--- start The input ---

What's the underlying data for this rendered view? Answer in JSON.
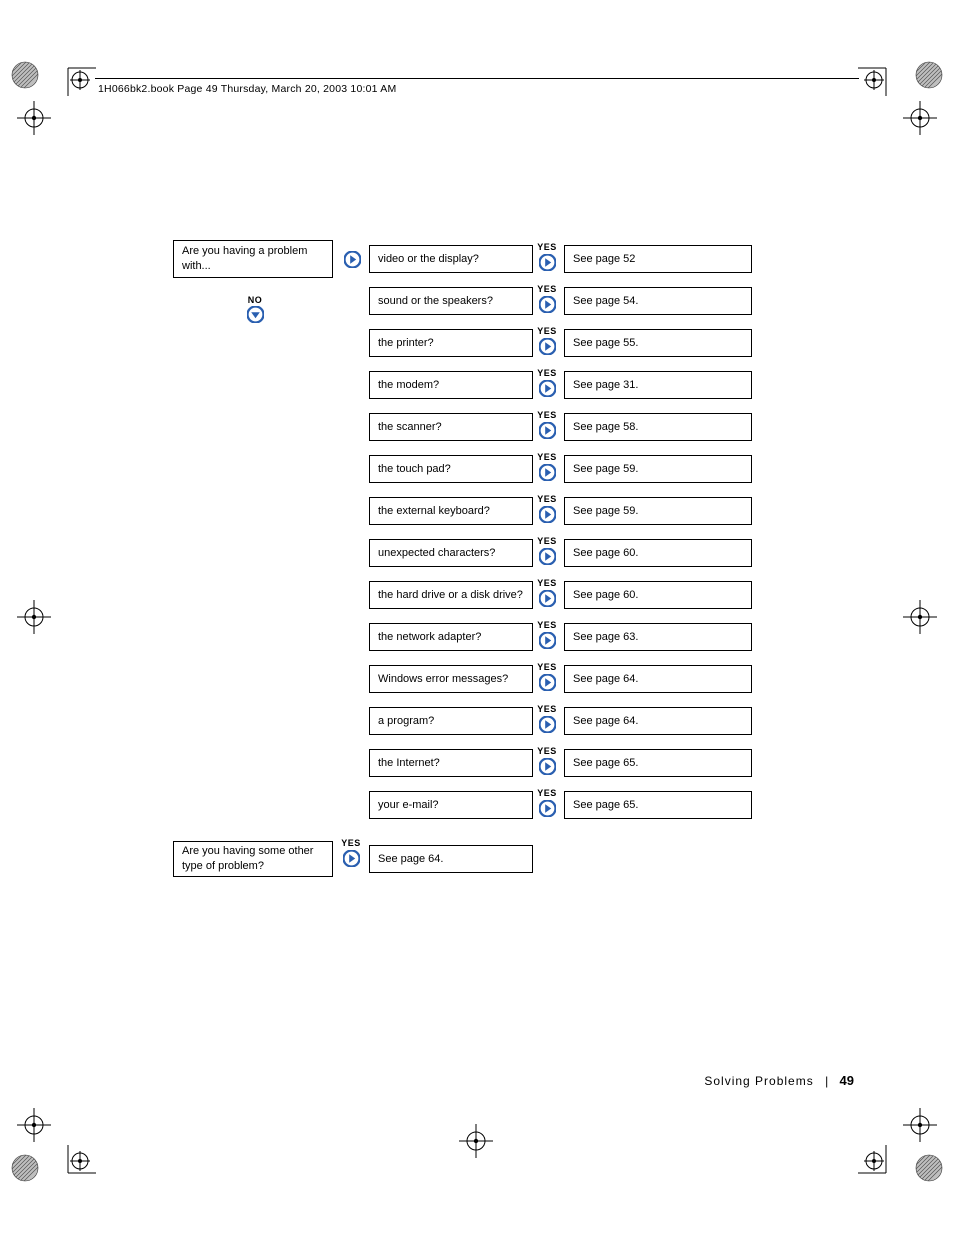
{
  "header": "1H066bk2.book  Page 49  Thursday, March 20, 2003  10:01 AM",
  "q1": "Are you having a problem with...",
  "q2": "Are you having some other type of problem?",
  "no_label": "NO",
  "yes_label": "YES",
  "rows": [
    {
      "q": "video or the display?",
      "a": "See page 52"
    },
    {
      "q": "sound or the speakers?",
      "a": "See page 54."
    },
    {
      "q": "the printer?",
      "a": "See page 55."
    },
    {
      "q": "the modem?",
      "a": "See page 31."
    },
    {
      "q": "the scanner?",
      "a": "See page 58."
    },
    {
      "q": "the touch pad?",
      "a": "See page 59."
    },
    {
      "q": "the external keyboard?",
      "a": "See page 59."
    },
    {
      "q": "unexpected characters?",
      "a": "See page 60."
    },
    {
      "q": "the hard drive or a disk drive?",
      "a": "See page 60."
    },
    {
      "q": "the network adapter?",
      "a": "See page 63."
    },
    {
      "q": "Windows error messages?",
      "a": "See page 64."
    },
    {
      "q": "a program?",
      "a": "See page 64."
    },
    {
      "q": "the Internet?",
      "a": "See page 65."
    },
    {
      "q": "your e-mail?",
      "a": "See page 65."
    }
  ],
  "last_answer": "See page 64.",
  "footer_section": "Solving Problems",
  "footer_page": "49"
}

--- end The input ---

▶ _Stated goal_
Repeat the lines above exactly, and keep every picture out.

▶ _Result_
What's the underlying data for this rendered view? Answer in JSON.
{
  "header": "1H066bk2.book  Page 49  Thursday, March 20, 2003  10:01 AM",
  "q1": "Are you having a problem with...",
  "q2": "Are you having some other type of problem?",
  "no_label": "NO",
  "yes_label": "YES",
  "rows": [
    {
      "q": "video or the display?",
      "a": "See page 52"
    },
    {
      "q": "sound or the speakers?",
      "a": "See page 54."
    },
    {
      "q": "the printer?",
      "a": "See page 55."
    },
    {
      "q": "the modem?",
      "a": "See page 31."
    },
    {
      "q": "the scanner?",
      "a": "See page 58."
    },
    {
      "q": "the touch pad?",
      "a": "See page 59."
    },
    {
      "q": "the external keyboard?",
      "a": "See page 59."
    },
    {
      "q": "unexpected characters?",
      "a": "See page 60."
    },
    {
      "q": "the hard drive or a disk drive?",
      "a": "See page 60."
    },
    {
      "q": "the network adapter?",
      "a": "See page 63."
    },
    {
      "q": "Windows error messages?",
      "a": "See page 64."
    },
    {
      "q": "a program?",
      "a": "See page 64."
    },
    {
      "q": "the Internet?",
      "a": "See page 65."
    },
    {
      "q": "your e-mail?",
      "a": "See page 65."
    }
  ],
  "last_answer": "See page 64.",
  "footer_section": "Solving Problems",
  "footer_page": "49"
}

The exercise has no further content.